_TASK_
Here are some entries; quote each one exactly.

[Start of DATA TO PROCESS]

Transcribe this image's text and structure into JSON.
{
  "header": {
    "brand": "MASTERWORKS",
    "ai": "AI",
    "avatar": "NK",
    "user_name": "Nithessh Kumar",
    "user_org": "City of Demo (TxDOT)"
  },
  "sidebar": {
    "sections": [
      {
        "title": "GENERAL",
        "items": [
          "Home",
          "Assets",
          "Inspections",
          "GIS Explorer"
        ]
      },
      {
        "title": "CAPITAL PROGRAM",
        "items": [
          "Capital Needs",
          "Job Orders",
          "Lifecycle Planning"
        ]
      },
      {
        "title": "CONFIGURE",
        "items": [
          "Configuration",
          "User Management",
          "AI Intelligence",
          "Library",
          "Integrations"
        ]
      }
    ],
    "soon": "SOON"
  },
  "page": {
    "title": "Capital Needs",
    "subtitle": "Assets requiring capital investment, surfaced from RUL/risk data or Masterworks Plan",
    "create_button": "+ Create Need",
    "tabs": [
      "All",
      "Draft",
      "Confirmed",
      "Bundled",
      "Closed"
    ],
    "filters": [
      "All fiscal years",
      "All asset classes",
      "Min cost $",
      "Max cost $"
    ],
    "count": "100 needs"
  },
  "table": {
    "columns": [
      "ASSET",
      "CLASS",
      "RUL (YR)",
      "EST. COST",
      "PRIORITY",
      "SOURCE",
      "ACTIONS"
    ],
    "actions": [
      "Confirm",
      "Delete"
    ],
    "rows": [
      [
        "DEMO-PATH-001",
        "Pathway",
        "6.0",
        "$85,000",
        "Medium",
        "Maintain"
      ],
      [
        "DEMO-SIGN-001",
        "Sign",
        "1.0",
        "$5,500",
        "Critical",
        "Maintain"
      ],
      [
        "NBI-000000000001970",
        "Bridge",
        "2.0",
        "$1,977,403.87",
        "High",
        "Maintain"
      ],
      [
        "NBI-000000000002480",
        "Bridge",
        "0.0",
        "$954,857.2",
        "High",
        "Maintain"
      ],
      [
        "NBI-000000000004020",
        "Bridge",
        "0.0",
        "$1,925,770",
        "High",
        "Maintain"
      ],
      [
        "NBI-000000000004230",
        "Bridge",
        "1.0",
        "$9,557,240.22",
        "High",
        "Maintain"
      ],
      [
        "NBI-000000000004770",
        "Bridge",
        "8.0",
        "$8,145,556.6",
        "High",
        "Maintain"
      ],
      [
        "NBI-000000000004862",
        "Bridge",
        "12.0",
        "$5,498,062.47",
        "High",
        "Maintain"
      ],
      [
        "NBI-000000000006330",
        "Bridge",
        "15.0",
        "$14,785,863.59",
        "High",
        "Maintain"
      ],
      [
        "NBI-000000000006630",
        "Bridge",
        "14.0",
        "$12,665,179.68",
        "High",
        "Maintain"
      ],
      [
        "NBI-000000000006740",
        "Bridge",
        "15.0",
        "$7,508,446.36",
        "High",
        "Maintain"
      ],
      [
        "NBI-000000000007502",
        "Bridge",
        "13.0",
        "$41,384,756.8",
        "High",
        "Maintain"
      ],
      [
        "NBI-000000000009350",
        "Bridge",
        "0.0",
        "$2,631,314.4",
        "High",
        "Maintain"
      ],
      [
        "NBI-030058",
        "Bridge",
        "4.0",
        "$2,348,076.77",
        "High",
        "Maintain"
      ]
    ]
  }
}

[End of DATA TO PROCESS]

_EXERCISE OUTPUT_
Transcribe this image's text and structure into JSON.
{
  "header": {
    "brand": "MASTERWORKS",
    "ai": "AI",
    "avatar": "NK",
    "user_name": "Nithessh Kumar",
    "user_org": "City of Demo (TxDOT)"
  },
  "sidebar": {
    "sections": [
      {
        "title": "GENERAL",
        "items": [
          "Home",
          "Assets",
          "Inspections",
          "GIS Explorer"
        ]
      },
      {
        "title": "CAPITAL PROGRAM",
        "items": [
          "Capital Needs",
          "Job Orders",
          "Lifecycle Planning"
        ]
      },
      {
        "title": "CONFIGURE",
        "items": [
          "Configuration",
          "User Management",
          "AI Intelligence",
          "Library",
          "Integrations"
        ]
      }
    ],
    "soon": "SOON"
  },
  "page": {
    "title": "Capital Needs",
    "subtitle": "Assets requiring capital investment, surfaced from RUL/risk data or Masterworks Plan",
    "create_button": "+ Create Need",
    "tabs": [
      "All",
      "Draft",
      "Confirmed",
      "Bundled",
      "Closed"
    ],
    "filters": [
      "All fiscal years",
      "All asset classes",
      "Min cost $",
      "Max cost $"
    ],
    "count": "100 needs"
  },
  "table": {
    "columns": [
      "ASSET",
      "CLASS",
      "RUL (YR)",
      "EST. COST",
      "PRIORITY",
      "SOURCE",
      "ACTIONS"
    ],
    "actions": [
      "Confirm",
      "Delete"
    ],
    "rows": [
      [
        "DEMO-PATH-001",
        "Pathway",
        "6.0",
        "$85,000",
        "Medium",
        "Maintain"
      ],
      [
        "DEMO-SIGN-001",
        "Sign",
        "1.0",
        "$5,500",
        "Critical",
        "Maintain"
      ],
      [
        "NBI-000000000001970",
        "Bridge",
        "2.0",
        "$1,977,403.87",
        "High",
        "Maintain"
      ],
      [
        "NBI-000000000002480",
        "Bridge",
        "0.0",
        "$954,857.2",
        "High",
        "Maintain"
      ],
      [
        "NBI-000000000004020",
        "Bridge",
        "0.0",
        "$1,925,770",
        "High",
        "Maintain"
      ],
      [
        "NBI-000000000004230",
        "Bridge",
        "1.0",
        "$9,557,240.22",
        "High",
        "Maintain"
      ],
      [
        "NBI-000000000004770",
        "Bridge",
        "8.0",
        "$8,145,556.6",
        "High",
        "Maintain"
      ],
      [
        "NBI-000000000004862",
        "Bridge",
        "12.0",
        "$5,498,062.47",
        "High",
        "Maintain"
      ],
      [
        "NBI-000000000006330",
        "Bridge",
        "15.0",
        "$14,785,863.59",
        "High",
        "Maintain"
      ],
      [
        "NBI-000000000006630",
        "Bridge",
        "14.0",
        "$12,665,179.68",
        "High",
        "Maintain"
      ],
      [
        "NBI-000000000006740",
        "Bridge",
        "15.0",
        "$7,508,446.36",
        "High",
        "Maintain"
      ],
      [
        "NBI-000000000007502",
        "Bridge",
        "13.0",
        "$41,384,756.8",
        "High",
        "Maintain"
      ],
      [
        "NBI-000000000009350",
        "Bridge",
        "0.0",
        "$2,631,314.4",
        "High",
        "Maintain"
      ],
      [
        "NBI-030058",
        "Bridge",
        "4.0",
        "$2,348,076.77",
        "High",
        "Maintain"
      ]
    ]
  }
}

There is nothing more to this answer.